Show each line in the data below that contains the string "Power".

Element box records>
++++

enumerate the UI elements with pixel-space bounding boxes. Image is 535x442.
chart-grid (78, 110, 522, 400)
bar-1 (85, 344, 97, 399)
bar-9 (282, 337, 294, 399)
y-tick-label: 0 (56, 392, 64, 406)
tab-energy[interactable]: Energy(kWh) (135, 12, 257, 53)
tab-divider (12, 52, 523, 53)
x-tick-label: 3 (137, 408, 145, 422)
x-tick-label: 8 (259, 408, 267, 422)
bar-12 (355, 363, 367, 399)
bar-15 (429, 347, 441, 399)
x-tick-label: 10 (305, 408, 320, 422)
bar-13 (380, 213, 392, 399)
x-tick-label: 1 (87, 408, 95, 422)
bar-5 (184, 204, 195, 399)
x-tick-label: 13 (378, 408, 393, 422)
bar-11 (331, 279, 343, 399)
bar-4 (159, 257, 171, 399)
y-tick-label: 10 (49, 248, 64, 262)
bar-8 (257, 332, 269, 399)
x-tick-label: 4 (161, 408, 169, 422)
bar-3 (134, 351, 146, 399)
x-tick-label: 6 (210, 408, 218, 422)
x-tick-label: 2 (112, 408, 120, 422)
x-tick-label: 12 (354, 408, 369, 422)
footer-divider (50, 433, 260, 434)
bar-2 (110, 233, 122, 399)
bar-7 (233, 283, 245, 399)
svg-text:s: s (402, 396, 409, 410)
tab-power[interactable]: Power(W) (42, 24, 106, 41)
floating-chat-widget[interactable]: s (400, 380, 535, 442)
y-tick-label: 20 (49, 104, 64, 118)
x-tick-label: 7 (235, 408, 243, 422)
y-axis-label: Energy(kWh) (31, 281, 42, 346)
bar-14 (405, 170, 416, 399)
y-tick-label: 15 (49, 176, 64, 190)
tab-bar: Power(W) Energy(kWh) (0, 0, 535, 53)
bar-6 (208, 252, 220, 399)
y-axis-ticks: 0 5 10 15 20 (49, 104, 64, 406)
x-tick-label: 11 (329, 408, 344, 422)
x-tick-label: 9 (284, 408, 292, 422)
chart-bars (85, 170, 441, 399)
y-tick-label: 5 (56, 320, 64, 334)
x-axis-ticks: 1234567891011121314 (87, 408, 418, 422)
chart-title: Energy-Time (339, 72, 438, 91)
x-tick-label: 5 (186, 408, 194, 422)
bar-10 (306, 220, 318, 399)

++++

IN RESPONSE>
tab-power[interactable]: Power(W) (42, 24, 106, 41)
tab-bar: Power(W) Energy(kWh) (0, 0, 535, 53)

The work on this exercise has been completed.